[WHAT YOU SHOULD DO] Copy all lines holding the word "subtitle" from the entries.

(Data entries)
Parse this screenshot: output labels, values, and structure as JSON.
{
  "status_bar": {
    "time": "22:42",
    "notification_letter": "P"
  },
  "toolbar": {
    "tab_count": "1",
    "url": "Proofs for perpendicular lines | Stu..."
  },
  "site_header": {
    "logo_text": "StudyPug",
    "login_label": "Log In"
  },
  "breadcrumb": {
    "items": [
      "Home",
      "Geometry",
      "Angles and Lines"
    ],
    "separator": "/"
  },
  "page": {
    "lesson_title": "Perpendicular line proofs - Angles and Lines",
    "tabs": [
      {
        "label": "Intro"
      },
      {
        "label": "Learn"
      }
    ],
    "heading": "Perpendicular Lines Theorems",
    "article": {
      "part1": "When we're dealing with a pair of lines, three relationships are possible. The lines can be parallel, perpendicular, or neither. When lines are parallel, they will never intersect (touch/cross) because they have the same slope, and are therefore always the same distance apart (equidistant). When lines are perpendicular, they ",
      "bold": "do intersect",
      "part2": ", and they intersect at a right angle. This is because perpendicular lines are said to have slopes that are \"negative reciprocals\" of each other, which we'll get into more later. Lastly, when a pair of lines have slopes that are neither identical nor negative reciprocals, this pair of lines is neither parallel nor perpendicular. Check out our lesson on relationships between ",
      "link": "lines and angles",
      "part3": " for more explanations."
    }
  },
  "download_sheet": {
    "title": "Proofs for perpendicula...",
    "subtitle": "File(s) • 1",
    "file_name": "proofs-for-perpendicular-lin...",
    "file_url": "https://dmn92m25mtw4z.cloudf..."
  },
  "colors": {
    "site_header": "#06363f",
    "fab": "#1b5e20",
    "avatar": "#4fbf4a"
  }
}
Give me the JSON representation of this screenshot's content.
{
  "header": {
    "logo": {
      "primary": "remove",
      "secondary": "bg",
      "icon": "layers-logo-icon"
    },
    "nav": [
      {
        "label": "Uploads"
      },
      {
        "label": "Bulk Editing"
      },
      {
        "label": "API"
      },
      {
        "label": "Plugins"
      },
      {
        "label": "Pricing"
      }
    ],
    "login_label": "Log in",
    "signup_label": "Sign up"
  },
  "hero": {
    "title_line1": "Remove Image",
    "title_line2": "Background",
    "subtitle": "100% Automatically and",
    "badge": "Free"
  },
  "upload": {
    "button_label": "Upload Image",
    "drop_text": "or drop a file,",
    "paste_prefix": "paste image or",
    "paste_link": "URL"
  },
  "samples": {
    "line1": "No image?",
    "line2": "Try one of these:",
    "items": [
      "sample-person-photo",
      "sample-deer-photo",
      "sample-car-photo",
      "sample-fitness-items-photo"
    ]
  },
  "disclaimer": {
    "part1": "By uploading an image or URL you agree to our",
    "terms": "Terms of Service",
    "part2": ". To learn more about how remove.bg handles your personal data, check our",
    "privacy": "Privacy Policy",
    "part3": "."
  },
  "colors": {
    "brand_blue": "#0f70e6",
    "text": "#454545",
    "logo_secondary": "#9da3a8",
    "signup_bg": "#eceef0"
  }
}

[TASK ANSWER]
    "subtitle": "File(s) • 1",
    "subtitle": "100% Automatically and",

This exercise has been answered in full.